───── Record excerpts

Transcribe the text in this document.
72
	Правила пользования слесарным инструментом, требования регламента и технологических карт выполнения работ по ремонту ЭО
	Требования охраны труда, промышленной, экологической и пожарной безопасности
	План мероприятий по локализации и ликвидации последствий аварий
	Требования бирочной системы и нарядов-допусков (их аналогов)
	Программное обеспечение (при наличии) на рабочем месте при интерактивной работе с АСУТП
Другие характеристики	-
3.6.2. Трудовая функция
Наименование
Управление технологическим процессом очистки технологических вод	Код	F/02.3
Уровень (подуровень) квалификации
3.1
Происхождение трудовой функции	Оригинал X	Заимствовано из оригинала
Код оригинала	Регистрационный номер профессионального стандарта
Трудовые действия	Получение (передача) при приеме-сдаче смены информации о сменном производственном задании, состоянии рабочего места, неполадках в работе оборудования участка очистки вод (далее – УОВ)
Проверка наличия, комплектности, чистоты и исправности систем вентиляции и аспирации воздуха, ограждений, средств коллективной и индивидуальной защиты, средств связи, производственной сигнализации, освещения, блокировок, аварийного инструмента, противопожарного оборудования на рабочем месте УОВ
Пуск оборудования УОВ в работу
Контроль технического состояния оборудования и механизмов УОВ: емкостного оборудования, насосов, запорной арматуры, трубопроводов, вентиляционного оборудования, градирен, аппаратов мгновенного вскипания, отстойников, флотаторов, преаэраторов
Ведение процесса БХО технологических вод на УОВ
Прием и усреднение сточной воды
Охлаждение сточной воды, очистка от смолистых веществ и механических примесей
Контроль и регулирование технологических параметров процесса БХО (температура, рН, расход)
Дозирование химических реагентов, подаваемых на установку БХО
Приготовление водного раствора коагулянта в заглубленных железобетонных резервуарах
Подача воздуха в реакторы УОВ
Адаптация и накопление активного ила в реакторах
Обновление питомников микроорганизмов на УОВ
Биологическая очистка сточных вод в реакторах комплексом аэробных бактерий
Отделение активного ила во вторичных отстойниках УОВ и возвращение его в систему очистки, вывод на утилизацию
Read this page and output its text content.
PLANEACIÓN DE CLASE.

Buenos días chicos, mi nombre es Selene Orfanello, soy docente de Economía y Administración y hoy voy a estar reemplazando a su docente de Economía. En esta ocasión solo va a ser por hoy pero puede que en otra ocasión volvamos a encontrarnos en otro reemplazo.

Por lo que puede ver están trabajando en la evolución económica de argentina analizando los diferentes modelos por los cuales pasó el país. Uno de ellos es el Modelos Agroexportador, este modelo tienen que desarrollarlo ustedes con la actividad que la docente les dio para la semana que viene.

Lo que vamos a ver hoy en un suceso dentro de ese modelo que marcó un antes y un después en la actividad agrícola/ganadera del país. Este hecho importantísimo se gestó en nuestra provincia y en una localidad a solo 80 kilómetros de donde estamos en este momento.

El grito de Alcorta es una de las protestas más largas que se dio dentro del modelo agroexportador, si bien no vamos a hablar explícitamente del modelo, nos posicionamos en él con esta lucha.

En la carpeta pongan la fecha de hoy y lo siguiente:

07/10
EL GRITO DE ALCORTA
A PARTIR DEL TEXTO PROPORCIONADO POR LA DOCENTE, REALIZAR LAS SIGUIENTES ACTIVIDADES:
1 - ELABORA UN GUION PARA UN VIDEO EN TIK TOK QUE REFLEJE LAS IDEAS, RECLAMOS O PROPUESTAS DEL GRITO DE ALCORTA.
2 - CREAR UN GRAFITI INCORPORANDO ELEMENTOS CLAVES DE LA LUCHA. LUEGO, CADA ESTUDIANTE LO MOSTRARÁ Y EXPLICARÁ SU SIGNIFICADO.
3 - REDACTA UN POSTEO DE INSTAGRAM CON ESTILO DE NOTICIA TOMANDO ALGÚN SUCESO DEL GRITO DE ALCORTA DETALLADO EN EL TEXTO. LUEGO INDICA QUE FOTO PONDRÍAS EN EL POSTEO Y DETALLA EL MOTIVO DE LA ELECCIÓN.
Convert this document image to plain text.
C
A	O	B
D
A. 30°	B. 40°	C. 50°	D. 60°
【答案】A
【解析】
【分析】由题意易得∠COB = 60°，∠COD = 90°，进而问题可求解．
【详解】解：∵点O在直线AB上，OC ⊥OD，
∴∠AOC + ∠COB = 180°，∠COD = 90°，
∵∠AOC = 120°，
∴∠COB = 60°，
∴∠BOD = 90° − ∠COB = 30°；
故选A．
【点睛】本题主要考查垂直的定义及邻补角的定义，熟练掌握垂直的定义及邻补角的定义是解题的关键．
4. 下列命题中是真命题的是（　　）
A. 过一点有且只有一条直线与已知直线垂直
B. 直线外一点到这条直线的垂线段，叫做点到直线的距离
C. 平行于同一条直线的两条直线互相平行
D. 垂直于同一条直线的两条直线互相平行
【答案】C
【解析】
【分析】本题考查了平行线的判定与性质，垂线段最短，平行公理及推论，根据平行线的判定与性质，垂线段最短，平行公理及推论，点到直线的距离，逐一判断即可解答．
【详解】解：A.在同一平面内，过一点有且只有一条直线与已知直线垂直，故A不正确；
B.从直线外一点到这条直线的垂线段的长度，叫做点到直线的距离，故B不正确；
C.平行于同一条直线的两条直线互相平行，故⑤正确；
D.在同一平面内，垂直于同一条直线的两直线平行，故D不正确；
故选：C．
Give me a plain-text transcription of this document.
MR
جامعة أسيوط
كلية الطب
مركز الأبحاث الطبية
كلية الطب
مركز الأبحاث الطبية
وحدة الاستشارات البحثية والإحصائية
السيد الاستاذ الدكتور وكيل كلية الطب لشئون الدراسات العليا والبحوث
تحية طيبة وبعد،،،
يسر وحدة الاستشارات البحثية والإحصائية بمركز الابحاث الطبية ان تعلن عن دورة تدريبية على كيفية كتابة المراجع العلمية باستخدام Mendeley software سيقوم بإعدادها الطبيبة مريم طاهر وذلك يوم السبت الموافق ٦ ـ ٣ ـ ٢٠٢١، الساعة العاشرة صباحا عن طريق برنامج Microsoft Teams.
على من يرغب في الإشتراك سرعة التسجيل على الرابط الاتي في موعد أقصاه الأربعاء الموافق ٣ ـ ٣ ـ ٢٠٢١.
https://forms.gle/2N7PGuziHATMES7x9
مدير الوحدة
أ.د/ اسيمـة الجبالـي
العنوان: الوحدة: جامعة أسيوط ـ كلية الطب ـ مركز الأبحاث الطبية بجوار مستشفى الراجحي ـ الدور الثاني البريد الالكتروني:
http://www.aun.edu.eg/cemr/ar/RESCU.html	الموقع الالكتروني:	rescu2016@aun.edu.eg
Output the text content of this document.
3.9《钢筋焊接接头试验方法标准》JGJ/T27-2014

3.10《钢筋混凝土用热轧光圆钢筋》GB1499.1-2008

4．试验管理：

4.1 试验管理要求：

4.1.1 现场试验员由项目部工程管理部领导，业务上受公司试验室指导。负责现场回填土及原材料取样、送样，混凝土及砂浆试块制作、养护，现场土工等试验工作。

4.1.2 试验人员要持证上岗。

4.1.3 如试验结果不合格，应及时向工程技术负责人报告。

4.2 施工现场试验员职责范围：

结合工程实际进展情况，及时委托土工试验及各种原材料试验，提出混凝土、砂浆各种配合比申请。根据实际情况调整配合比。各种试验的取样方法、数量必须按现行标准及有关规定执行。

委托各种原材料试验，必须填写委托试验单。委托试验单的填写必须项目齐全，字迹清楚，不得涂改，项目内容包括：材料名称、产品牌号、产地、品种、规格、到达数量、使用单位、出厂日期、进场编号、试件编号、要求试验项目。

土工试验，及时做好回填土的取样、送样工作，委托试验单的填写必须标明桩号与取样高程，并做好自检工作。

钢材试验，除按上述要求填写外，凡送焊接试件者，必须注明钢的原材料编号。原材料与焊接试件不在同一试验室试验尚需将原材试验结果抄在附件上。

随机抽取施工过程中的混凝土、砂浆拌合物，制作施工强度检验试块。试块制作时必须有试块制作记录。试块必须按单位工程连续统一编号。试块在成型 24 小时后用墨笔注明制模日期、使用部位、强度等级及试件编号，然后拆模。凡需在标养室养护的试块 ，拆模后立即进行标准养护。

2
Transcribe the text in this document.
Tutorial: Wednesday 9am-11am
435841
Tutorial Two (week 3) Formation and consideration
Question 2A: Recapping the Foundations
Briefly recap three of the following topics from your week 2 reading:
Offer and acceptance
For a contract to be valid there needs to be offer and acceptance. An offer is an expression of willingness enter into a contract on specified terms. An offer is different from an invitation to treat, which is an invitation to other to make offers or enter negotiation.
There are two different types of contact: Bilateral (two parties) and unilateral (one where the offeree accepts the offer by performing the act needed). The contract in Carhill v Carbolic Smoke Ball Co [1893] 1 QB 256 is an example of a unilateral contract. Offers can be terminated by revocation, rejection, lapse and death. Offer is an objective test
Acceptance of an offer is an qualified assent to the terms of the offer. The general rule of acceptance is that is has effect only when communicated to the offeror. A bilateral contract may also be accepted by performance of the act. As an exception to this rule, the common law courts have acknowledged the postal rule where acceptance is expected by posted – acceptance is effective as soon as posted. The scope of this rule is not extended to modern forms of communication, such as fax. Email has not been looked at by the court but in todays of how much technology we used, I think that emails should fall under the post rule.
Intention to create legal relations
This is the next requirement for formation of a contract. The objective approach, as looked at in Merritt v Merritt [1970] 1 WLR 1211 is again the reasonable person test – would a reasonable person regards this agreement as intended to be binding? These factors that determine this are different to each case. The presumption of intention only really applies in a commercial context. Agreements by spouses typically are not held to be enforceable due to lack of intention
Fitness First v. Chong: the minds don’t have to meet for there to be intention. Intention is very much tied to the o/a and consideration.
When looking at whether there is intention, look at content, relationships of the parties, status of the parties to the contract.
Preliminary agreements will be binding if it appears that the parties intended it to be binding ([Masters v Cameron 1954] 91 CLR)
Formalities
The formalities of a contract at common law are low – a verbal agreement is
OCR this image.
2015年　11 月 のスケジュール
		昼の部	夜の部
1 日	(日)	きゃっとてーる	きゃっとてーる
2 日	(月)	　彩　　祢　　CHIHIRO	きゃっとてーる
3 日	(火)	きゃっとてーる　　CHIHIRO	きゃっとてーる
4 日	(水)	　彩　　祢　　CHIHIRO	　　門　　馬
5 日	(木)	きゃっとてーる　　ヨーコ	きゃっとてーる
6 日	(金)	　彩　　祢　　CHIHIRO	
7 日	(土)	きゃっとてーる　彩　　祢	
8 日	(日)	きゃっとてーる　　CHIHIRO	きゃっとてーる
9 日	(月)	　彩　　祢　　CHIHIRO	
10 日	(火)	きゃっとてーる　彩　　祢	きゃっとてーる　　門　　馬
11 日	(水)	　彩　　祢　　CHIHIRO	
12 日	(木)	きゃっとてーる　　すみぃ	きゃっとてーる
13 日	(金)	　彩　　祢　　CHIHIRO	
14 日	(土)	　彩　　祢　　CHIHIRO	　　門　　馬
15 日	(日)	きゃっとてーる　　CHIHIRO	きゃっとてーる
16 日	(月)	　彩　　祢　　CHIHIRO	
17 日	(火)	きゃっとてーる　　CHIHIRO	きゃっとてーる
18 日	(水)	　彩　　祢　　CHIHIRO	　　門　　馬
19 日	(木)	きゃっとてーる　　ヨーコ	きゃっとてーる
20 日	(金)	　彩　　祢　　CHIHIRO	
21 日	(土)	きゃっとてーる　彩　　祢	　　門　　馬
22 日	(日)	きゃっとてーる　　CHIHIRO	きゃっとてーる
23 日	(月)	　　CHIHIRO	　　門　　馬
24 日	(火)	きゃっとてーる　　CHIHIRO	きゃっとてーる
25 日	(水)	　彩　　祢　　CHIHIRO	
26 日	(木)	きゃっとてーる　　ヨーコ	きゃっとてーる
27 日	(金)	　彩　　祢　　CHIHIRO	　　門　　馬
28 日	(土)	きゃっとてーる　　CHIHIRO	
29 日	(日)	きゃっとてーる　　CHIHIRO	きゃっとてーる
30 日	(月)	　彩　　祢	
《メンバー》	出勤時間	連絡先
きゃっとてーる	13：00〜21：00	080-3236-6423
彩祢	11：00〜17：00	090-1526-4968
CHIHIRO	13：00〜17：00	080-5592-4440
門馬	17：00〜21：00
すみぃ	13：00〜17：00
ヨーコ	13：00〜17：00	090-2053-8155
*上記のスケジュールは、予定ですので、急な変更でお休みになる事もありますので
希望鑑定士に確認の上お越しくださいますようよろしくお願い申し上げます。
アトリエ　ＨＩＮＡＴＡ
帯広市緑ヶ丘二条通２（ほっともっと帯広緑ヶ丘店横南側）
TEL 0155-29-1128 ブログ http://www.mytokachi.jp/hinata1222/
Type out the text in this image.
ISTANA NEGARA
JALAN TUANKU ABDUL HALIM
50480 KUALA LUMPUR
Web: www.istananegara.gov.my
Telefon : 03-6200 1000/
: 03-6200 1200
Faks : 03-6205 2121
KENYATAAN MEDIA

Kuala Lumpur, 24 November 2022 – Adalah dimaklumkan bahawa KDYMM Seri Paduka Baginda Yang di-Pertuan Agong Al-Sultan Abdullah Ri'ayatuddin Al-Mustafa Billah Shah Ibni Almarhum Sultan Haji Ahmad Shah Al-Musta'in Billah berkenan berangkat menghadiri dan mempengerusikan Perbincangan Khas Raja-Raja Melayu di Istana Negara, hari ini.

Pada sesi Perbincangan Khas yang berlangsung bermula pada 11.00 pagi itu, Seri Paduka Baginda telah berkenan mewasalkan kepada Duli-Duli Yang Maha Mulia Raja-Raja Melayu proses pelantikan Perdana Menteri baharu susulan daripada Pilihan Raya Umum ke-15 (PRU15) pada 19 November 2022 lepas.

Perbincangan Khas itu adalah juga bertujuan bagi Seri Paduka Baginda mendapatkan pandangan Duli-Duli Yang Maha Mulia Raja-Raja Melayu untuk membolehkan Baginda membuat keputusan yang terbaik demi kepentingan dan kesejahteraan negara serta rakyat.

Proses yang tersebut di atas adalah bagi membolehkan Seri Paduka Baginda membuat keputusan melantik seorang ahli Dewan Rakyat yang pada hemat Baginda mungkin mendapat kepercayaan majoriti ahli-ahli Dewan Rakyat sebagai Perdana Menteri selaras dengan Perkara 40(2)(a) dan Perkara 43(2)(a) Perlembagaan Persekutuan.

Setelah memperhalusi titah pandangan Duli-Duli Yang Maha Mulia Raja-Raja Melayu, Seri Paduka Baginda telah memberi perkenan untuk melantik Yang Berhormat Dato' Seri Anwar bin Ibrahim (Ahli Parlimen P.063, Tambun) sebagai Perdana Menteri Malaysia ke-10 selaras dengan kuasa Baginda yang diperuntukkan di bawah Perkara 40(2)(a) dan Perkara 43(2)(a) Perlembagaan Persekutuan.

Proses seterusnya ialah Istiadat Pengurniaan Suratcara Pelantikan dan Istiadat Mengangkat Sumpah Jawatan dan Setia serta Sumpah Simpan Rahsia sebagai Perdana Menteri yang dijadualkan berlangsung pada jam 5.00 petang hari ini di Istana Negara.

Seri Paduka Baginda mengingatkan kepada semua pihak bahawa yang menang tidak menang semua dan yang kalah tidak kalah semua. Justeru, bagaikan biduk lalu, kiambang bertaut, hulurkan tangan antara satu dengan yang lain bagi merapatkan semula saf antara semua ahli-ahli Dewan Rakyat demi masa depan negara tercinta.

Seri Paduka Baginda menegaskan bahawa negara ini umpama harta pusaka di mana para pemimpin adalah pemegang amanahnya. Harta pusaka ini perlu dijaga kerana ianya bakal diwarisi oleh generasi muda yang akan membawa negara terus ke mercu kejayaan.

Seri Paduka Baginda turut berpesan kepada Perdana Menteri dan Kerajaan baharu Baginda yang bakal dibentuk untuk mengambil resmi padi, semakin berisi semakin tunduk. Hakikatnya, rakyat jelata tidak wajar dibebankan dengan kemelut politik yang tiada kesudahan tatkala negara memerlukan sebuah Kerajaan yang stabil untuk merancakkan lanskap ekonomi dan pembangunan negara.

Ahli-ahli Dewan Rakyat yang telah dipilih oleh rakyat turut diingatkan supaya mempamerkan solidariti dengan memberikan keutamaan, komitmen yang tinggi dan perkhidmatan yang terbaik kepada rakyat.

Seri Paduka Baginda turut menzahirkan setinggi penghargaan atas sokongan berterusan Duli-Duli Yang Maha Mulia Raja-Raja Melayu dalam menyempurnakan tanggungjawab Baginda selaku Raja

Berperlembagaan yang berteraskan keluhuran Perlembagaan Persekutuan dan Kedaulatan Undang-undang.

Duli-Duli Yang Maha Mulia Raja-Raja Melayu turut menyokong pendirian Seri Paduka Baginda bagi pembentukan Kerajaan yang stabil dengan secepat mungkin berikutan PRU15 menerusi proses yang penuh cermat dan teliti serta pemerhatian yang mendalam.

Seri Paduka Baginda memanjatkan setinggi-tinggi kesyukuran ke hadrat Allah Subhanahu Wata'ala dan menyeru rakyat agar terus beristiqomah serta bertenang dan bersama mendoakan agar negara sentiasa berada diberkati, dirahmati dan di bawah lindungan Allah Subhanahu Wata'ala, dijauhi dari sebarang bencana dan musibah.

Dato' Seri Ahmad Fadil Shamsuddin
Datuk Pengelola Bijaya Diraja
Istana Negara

──────────

▶ _The request_: Scan the lines for the string "bakal". Pick out every line that has it.

▶ _Result of this task_:
Seri Paduka Baginda menegaskan bahawa negara ini umpama harta pusaka di mana para pemimpin adalah pemegang amanahnya. Harta pusaka ini perlu dijaga kerana ianya bakal diwarisi oleh generasi muda yang akan membawa negara terus ke mercu kejayaan.
Seri Paduka Baginda turut berpesan kepada Perdana Menteri dan Kerajaan baharu Baginda yang bakal dibentuk untuk mengambil resmi padi, semakin berisi semakin tunduk. Hakikatnya, rakyat jelata tidak wajar dibebankan dengan kemelut politik yang tiada kesudahan tatkala negara memerlukan sebuah Kerajaan yang stabil untuk merancakkan lanskap ekonomi dan pembangunan negara.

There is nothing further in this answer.